Short task
Collect each line of the records containing the string "amount".
╔══
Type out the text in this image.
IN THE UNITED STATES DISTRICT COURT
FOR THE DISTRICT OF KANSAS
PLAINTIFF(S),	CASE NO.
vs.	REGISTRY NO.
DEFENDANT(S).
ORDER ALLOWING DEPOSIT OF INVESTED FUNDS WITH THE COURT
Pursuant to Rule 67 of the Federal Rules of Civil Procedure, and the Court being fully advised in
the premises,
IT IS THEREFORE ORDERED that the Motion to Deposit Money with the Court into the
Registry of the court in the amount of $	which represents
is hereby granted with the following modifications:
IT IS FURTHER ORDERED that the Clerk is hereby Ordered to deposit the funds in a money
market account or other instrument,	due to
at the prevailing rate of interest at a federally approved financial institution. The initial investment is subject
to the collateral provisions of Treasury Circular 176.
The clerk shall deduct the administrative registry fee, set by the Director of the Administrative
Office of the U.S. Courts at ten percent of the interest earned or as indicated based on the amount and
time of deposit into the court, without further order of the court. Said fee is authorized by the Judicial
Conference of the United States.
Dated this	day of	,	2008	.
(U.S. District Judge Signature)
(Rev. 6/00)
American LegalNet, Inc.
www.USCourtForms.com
╚══
╔══
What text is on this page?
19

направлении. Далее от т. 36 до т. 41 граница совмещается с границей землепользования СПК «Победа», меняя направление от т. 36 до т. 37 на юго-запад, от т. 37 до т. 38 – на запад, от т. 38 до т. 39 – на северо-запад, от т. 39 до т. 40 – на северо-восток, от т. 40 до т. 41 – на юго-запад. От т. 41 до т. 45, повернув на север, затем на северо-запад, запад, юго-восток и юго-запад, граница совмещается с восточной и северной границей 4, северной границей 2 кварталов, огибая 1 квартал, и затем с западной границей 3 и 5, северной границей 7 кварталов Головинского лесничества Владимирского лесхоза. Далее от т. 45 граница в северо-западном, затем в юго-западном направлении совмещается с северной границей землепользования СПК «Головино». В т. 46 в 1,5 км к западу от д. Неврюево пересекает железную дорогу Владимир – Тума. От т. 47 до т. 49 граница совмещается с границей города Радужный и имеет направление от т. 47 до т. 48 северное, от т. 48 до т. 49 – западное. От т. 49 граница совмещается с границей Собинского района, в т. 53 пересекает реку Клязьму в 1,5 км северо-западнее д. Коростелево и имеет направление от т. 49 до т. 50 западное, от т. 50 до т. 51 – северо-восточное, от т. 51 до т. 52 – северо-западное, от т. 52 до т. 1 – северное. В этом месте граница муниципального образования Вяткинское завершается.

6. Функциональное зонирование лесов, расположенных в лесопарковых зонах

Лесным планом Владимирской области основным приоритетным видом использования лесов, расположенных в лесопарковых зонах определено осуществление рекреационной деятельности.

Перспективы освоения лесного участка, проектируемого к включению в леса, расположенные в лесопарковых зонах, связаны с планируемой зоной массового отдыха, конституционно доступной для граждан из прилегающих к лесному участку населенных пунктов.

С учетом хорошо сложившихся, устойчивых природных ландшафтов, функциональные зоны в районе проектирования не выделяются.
╚══
Solution to this problem
Registry of the court in the amount of $	which represents
Office of the U.S. Courts at ten percent of the interest earned or as indicated based on the amount and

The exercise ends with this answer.